◆ **INPUT ROWS**
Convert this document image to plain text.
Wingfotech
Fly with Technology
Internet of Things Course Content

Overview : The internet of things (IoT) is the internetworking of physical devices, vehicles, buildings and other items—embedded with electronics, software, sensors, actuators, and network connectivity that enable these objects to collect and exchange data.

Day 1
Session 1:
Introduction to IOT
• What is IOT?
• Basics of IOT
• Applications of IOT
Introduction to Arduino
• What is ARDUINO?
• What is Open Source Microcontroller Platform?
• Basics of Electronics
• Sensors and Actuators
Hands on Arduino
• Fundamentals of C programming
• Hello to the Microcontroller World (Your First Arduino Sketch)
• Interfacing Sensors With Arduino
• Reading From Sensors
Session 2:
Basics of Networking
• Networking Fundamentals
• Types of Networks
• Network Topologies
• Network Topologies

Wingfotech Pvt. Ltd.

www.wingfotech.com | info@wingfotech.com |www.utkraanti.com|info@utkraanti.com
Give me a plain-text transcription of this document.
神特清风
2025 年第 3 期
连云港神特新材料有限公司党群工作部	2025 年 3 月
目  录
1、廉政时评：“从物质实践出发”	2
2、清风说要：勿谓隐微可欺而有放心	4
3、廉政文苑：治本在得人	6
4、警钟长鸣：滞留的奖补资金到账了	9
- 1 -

---

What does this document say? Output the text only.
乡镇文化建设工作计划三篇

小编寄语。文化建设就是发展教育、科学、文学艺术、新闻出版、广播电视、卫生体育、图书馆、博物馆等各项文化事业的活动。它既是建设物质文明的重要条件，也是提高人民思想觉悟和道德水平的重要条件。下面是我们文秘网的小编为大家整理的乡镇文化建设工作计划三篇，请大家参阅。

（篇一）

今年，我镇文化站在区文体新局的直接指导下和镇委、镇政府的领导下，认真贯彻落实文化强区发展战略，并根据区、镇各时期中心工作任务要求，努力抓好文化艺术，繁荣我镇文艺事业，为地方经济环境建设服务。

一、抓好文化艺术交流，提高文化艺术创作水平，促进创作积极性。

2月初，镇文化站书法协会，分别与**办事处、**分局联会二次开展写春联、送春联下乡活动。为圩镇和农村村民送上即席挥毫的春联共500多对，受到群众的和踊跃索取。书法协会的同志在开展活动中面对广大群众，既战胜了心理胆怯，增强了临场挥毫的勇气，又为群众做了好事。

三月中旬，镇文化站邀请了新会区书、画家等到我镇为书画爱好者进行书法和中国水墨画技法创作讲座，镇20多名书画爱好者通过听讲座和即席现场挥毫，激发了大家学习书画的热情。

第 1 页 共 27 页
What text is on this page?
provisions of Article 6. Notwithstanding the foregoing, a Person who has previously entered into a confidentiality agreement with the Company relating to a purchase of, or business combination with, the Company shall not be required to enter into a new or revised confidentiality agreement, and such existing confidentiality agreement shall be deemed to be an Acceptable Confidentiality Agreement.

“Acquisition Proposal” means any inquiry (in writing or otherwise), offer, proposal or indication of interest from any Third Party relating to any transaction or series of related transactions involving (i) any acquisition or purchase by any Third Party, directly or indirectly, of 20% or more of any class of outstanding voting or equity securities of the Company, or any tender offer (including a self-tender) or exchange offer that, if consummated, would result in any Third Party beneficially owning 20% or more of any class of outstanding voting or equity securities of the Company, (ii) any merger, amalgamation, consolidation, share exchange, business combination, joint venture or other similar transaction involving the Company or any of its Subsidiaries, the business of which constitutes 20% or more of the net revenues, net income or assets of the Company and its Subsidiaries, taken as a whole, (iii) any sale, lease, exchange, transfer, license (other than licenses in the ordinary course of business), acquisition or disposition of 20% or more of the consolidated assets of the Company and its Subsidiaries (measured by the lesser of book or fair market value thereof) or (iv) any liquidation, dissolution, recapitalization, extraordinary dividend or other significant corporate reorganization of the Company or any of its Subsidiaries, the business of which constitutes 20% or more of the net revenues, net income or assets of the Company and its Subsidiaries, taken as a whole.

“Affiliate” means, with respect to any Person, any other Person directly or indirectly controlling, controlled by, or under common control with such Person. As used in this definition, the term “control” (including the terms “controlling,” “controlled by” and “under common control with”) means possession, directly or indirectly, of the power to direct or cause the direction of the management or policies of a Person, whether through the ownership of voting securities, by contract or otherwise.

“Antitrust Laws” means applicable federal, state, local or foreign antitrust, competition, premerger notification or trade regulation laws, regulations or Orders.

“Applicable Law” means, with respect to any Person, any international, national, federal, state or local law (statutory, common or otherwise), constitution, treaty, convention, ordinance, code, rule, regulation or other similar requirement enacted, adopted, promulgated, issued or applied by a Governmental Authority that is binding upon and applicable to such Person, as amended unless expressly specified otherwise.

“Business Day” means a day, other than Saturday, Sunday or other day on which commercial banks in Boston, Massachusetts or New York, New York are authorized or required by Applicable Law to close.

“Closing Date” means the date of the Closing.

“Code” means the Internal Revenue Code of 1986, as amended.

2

◆ **REQUIREMENTS**
Every line that holds the string "local" should be returned.

◆ **IN RESPONSE**
“Antitrust Laws” means applicable federal, state, local or foreign antitrust, competition, premerger notification or trade regulation laws, regulations or Orders.
“Applicable Law” means, with respect to any Person, any international, national, federal, state or local law (statutory, common or otherwise), constitution, treaty, convention, ordinance, code, rule, regulation or other similar requirement enacted, adopted, promulgated, issued or applied by a Governmental Authority that is binding upon and applicable to such Person, as amended unless expressly specified otherwise.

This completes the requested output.